■ Exercise goal:
What is the number of lines in the entries that include the word "ruler"? Respond with the number only.

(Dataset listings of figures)
===
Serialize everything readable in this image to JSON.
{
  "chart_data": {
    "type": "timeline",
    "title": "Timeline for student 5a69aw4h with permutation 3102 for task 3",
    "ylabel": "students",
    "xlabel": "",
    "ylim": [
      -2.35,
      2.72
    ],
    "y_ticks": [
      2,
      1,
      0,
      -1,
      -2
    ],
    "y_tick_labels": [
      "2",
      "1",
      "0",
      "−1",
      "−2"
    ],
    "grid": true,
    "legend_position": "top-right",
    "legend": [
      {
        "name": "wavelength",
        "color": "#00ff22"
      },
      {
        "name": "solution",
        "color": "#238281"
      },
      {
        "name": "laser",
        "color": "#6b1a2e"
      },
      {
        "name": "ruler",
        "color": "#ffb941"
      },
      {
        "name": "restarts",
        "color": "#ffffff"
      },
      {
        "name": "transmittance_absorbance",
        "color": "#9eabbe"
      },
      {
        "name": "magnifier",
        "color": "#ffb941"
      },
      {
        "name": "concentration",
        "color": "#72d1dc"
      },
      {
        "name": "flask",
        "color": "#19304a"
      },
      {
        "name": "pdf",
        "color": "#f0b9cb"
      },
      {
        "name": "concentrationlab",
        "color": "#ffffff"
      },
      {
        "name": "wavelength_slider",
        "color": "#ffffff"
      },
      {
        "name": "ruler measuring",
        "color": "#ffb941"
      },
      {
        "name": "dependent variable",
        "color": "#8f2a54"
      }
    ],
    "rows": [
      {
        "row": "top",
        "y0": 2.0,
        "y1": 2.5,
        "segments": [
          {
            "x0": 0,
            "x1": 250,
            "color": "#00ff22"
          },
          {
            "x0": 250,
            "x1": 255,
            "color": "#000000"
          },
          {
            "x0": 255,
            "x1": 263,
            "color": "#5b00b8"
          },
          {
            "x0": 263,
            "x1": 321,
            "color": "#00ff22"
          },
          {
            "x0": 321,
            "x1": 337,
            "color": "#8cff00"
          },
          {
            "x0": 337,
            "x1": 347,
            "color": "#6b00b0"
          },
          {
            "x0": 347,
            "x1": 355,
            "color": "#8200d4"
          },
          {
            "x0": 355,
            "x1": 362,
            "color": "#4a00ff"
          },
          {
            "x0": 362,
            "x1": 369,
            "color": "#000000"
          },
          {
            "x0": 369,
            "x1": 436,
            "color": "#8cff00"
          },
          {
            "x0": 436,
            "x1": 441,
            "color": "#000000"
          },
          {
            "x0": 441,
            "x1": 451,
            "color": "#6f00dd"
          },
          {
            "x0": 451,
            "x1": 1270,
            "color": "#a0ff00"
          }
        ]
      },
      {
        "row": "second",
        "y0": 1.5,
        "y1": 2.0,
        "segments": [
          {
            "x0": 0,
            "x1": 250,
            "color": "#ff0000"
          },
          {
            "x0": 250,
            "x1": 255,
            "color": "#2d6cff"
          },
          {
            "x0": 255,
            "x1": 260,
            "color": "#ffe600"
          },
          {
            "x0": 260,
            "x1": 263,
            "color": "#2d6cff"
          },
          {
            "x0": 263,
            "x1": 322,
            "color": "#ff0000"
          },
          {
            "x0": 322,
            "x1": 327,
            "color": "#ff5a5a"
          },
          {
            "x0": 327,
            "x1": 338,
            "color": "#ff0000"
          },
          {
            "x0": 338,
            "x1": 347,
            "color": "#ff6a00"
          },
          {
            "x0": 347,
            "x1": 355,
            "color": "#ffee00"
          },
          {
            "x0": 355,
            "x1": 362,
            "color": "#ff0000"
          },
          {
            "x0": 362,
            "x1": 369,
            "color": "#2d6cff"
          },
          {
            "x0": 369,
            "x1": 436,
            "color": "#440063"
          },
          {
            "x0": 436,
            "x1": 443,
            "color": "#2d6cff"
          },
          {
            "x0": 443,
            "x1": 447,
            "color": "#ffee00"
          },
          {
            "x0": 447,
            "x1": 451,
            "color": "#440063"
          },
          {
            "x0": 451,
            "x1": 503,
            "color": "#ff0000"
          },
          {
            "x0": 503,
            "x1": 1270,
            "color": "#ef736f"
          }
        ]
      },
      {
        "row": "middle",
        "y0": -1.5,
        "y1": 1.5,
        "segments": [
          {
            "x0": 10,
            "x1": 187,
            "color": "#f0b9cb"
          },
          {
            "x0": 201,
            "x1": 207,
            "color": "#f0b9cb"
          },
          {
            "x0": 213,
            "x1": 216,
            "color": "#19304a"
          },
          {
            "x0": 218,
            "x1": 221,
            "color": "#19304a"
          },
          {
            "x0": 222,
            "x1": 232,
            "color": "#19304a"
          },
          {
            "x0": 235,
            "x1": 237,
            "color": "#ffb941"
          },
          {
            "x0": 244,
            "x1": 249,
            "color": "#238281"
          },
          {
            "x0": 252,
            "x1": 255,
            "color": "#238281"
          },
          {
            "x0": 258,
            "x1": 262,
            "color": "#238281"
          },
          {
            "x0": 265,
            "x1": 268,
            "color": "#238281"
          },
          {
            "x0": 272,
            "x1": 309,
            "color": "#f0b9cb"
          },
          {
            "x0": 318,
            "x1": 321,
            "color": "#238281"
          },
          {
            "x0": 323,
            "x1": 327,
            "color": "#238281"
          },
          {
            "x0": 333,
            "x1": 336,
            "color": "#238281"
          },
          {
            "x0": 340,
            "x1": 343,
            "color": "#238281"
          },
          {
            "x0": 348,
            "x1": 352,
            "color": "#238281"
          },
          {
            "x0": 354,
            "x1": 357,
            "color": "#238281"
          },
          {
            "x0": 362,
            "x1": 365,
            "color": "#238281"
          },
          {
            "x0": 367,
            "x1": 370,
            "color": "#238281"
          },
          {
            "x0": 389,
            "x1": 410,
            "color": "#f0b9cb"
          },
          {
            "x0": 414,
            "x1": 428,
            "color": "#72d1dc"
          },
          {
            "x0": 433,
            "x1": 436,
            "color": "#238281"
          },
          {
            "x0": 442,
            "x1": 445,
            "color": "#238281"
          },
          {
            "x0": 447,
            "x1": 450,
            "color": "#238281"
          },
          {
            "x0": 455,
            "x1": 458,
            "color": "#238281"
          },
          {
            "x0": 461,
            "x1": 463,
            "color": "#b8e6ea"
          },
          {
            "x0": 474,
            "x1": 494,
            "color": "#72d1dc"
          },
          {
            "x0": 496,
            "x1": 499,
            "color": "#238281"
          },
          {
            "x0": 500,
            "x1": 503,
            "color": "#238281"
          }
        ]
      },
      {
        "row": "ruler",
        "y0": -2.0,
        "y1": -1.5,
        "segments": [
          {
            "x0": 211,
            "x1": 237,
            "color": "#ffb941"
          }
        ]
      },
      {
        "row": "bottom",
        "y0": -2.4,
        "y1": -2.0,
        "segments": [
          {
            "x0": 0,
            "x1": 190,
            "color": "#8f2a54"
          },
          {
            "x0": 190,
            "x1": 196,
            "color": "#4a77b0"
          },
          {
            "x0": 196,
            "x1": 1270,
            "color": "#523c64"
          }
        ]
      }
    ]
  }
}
===
■ Full output:
3